__CONSIGNE__
Recopiez à l'identique les lignes qui vont du début des entrées jusqu'à la ligne contenant « legend-item: ARTEMIS: [2001, 31, 2363, 99] », celle-ci comprise.

__DONNÉES FOURNIES__
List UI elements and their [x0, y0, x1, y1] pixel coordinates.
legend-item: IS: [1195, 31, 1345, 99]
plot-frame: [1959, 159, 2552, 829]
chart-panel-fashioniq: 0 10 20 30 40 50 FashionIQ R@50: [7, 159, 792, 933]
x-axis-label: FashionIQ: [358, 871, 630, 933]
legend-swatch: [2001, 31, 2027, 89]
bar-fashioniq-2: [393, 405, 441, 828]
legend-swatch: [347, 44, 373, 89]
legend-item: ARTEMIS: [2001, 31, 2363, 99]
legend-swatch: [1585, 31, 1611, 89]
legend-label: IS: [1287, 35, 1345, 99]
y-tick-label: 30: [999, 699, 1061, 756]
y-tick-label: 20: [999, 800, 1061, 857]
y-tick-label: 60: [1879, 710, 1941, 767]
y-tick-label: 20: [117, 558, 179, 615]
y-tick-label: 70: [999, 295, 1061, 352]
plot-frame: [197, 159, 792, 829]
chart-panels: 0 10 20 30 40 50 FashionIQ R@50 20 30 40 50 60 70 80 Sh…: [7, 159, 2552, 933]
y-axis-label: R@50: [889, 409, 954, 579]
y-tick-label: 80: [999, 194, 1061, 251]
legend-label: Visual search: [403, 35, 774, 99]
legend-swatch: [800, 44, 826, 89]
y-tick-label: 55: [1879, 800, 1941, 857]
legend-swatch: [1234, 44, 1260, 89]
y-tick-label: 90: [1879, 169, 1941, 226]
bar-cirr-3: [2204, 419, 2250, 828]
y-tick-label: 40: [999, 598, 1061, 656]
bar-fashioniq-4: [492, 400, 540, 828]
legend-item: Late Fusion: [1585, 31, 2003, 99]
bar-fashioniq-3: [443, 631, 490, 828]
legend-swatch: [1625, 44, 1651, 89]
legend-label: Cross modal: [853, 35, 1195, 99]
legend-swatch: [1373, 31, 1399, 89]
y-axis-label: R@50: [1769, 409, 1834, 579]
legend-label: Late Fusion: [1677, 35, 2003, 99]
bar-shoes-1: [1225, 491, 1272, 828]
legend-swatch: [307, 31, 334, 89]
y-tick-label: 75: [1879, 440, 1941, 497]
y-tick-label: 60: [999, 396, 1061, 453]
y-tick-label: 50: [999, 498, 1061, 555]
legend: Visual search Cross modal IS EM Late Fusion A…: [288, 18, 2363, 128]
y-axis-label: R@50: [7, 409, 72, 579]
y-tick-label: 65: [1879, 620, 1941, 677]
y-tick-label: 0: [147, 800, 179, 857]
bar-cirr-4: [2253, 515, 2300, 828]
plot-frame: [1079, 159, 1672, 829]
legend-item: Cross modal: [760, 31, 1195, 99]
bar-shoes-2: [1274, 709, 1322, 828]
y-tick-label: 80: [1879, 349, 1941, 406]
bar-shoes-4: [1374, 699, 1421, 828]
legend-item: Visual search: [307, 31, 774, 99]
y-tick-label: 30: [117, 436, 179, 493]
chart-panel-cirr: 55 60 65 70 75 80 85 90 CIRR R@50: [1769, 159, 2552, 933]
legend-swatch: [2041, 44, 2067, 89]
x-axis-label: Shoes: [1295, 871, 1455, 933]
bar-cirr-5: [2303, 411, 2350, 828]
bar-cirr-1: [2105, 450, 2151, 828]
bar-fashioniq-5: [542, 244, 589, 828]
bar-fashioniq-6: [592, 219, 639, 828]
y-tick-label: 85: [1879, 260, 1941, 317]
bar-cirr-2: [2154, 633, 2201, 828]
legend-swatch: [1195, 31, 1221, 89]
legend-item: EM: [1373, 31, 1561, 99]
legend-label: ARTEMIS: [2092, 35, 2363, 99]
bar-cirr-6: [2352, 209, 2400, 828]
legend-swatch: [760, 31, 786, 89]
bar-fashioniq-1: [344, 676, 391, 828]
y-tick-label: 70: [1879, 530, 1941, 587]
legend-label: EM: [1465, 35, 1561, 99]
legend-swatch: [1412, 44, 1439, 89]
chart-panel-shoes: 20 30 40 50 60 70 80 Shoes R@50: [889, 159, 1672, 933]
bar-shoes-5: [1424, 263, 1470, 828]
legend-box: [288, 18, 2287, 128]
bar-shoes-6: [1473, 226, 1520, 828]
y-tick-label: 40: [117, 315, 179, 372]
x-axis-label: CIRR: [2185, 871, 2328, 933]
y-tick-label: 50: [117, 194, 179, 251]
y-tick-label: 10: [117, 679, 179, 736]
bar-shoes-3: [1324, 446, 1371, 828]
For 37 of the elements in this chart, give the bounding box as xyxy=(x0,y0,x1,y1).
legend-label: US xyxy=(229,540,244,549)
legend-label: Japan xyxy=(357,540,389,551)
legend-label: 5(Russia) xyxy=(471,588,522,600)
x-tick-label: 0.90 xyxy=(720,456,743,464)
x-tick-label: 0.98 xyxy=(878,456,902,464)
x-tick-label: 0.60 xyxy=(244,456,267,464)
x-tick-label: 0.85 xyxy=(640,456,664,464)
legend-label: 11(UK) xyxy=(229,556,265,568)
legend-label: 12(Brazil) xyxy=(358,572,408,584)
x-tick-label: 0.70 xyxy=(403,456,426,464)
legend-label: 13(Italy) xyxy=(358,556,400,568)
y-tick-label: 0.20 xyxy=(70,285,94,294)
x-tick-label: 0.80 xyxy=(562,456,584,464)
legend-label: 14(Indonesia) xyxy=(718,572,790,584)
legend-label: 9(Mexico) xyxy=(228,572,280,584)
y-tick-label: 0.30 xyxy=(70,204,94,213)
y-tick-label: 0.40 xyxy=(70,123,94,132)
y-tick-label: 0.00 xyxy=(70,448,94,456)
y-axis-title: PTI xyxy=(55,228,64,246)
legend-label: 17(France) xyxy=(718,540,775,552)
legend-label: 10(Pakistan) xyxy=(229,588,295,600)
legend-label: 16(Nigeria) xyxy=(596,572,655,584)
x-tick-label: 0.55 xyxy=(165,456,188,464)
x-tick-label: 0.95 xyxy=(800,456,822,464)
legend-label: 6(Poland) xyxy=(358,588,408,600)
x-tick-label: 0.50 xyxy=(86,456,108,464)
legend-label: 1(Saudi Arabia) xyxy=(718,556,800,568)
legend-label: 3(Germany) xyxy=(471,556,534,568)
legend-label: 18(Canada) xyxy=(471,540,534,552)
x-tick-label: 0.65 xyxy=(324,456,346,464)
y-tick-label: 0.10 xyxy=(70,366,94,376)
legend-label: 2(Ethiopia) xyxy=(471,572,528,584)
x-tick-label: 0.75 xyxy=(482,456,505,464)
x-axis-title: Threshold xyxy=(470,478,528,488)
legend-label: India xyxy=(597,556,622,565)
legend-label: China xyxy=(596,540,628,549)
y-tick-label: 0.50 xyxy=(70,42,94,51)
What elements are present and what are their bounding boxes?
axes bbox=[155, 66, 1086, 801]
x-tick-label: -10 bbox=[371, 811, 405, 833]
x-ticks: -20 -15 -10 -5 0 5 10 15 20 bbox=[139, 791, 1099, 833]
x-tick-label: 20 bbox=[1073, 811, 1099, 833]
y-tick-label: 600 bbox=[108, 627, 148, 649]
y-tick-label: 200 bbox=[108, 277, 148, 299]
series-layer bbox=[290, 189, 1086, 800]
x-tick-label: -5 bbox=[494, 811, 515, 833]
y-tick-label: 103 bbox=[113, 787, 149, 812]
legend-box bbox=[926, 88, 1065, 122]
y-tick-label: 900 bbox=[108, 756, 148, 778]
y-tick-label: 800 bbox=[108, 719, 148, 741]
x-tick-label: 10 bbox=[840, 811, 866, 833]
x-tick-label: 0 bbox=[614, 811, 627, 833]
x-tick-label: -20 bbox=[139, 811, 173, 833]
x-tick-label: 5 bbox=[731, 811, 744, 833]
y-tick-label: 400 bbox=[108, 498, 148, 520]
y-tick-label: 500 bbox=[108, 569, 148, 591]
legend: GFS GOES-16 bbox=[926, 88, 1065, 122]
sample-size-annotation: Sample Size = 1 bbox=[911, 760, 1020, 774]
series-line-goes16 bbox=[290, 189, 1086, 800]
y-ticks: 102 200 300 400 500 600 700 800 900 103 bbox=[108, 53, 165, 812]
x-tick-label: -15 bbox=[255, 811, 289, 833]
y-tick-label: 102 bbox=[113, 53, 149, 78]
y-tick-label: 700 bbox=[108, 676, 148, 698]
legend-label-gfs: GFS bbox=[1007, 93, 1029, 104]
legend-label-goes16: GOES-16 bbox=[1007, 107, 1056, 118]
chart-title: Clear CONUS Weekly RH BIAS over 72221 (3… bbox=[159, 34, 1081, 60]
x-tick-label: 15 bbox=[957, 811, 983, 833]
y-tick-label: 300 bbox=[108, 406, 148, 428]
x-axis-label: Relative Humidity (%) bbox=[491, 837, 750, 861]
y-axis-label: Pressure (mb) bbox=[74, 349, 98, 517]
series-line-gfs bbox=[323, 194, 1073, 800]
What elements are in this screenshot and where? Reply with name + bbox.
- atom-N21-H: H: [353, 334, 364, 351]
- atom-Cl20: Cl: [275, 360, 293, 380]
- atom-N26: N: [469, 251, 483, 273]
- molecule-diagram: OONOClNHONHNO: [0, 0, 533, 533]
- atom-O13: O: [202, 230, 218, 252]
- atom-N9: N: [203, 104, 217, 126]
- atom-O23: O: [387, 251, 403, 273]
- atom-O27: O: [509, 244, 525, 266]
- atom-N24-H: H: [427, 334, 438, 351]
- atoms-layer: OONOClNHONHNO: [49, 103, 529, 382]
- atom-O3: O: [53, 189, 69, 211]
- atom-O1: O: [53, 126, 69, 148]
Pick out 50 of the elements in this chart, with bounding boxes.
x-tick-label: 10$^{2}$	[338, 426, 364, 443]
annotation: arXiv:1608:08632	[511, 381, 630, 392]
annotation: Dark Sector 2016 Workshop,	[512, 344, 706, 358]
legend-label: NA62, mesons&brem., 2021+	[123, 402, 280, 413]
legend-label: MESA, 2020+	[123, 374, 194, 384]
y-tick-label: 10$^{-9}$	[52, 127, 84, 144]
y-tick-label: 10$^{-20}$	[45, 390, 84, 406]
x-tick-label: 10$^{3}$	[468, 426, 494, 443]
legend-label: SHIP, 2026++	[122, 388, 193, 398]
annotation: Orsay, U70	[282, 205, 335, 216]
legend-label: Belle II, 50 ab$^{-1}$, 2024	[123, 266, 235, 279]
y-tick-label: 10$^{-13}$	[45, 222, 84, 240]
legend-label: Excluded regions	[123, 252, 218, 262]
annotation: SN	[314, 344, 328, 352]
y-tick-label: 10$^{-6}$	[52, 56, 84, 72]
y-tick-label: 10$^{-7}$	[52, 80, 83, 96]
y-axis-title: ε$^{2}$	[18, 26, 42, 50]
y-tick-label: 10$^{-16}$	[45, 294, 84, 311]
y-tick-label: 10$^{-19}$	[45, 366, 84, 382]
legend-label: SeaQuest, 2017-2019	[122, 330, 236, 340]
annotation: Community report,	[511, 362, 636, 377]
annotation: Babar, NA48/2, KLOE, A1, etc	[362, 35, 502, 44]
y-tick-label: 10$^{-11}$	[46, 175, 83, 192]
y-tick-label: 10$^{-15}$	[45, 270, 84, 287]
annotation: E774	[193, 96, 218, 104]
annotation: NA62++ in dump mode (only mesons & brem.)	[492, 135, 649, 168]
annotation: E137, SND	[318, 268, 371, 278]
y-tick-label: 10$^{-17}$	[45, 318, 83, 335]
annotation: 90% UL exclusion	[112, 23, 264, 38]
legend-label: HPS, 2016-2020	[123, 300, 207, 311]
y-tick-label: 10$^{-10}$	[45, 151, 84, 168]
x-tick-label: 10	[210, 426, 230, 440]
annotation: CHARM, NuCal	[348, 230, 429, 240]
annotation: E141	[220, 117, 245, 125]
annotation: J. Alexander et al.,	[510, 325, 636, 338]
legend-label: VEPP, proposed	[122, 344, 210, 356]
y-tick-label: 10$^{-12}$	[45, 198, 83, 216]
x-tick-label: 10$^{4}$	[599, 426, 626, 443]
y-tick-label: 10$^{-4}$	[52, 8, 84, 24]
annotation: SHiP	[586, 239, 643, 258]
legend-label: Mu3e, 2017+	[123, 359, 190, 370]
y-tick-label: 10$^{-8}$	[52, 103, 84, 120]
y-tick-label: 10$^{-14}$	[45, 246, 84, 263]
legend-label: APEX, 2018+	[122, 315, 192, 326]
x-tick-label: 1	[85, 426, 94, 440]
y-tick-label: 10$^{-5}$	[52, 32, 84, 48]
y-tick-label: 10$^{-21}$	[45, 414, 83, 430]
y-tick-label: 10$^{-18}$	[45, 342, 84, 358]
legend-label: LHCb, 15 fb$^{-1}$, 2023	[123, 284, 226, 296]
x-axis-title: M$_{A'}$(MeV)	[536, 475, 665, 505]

__RÉSULTAT__
List UI elements and their [x0, y0, x1, y1] pixel coordinates.
legend-item: IS: [1195, 31, 1345, 99]
plot-frame: [1959, 159, 2552, 829]
chart-panel-fashioniq: 0 10 20 30 40 50 FashionIQ R@50: [7, 159, 792, 933]
x-axis-label: FashionIQ: [358, 871, 630, 933]
legend-swatch: [2001, 31, 2027, 89]
bar-fashioniq-2: [393, 405, 441, 828]
legend-swatch: [347, 44, 373, 89]
legend-item: ARTEMIS: [2001, 31, 2363, 99]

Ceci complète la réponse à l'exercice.